(Records taken from a collection)
-- begin --

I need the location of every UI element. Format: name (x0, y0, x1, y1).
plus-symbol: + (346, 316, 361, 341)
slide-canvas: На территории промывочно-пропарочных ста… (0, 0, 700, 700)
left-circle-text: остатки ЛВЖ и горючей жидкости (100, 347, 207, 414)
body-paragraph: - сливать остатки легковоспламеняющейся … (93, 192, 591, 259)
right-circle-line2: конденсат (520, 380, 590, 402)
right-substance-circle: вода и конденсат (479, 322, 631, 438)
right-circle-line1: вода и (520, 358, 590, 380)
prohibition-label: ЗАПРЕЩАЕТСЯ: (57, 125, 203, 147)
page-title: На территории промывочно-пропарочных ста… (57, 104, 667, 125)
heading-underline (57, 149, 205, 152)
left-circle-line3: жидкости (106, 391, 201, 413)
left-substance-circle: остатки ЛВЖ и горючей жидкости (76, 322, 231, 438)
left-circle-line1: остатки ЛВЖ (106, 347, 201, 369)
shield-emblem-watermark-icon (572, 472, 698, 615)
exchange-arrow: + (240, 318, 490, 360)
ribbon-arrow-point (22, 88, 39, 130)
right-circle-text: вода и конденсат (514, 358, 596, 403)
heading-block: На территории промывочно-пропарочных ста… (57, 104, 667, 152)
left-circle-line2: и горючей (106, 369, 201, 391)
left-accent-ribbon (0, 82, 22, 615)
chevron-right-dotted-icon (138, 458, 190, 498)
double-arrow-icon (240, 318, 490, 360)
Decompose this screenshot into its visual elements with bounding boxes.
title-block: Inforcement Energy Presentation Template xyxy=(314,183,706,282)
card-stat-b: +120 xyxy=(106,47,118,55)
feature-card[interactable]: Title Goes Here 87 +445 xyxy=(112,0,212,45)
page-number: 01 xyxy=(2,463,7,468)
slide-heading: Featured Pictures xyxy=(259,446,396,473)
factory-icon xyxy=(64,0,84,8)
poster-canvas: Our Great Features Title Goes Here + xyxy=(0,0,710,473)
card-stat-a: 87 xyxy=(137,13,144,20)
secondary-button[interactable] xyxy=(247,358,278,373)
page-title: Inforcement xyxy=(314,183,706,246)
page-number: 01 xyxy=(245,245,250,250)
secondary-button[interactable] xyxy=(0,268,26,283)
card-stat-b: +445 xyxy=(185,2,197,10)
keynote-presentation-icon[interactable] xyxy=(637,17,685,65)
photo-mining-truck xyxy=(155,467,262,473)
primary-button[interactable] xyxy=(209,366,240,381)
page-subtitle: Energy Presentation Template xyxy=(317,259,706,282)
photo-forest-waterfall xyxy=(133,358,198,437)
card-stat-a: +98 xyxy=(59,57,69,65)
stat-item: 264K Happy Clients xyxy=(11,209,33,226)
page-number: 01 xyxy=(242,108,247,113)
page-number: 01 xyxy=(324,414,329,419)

-- end --

Could you copy out every line of the records above verbatim, keeping each character unchanged?

I need the location of every UI element. Format: name (x0, y0, x1, y1).
plus-symbol: + (346, 316, 361, 341)
slide-canvas: На территории промывочно-пропарочных ста… (0, 0, 700, 700)
left-circle-text: остатки ЛВЖ и горючей жидкости (100, 347, 207, 414)
body-paragraph: - сливать остатки легковоспламеняющейся … (93, 192, 591, 259)
right-circle-line2: конденсат (520, 380, 590, 402)
right-substance-circle: вода и конденсат (479, 322, 631, 438)
right-circle-line1: вода и (520, 358, 590, 380)
prohibition-label: ЗАПРЕЩАЕТСЯ: (57, 125, 203, 147)
page-title: На территории промывочно-пропарочных ста… (57, 104, 667, 125)
heading-underline (57, 149, 205, 152)
left-circle-line3: жидкости (106, 391, 201, 413)
left-substance-circle: остатки ЛВЖ и горючей жидкости (76, 322, 231, 438)
left-circle-line1: остатки ЛВЖ (106, 347, 201, 369)
shield-emblem-watermark-icon (572, 472, 698, 615)
exchange-arrow: + (240, 318, 490, 360)
ribbon-arrow-point (22, 88, 39, 130)
right-circle-text: вода и конденсат (514, 358, 596, 403)
heading-block: На территории промывочно-пропарочных ста… (57, 104, 667, 152)
left-circle-line2: и горючей (106, 369, 201, 391)
left-accent-ribbon (0, 82, 22, 615)
chevron-right-dotted-icon (138, 458, 190, 498)
double-arrow-icon (240, 318, 490, 360)
Decompose this screenshot into its visual elements with bounding boxes.
title-block: Inforcement Energy Presentation Template xyxy=(314,183,706,282)
card-stat-b: +120 xyxy=(106,47,118,55)
feature-card[interactable]: Title Goes Here 87 +445 xyxy=(112,0,212,45)
page-number: 01 xyxy=(2,463,7,468)
slide-heading: Featured Pictures xyxy=(259,446,396,473)
factory-icon xyxy=(64,0,84,8)
poster-canvas: Our Great Features Title Goes Here + xyxy=(0,0,710,473)
card-stat-a: 87 xyxy=(137,13,144,20)
secondary-button[interactable] xyxy=(247,358,278,373)
page-title: Inforcement xyxy=(314,183,706,246)
page-number: 01 xyxy=(245,245,250,250)
secondary-button[interactable] xyxy=(0,268,26,283)
card-stat-b: +445 xyxy=(185,2,197,10)
keynote-presentation-icon[interactable] xyxy=(637,17,685,65)
photo-mining-truck xyxy=(155,467,262,473)
primary-button[interactable] xyxy=(209,366,240,381)
page-subtitle: Energy Presentation Template xyxy=(317,259,706,282)
photo-forest-waterfall xyxy=(133,358,198,437)
card-stat-a: +98 xyxy=(59,57,69,65)
stat-item: 264K Happy Clients xyxy=(11,209,33,226)
page-number: 01 xyxy=(242,108,247,113)
page-number: 01 xyxy=(324,414,329,419)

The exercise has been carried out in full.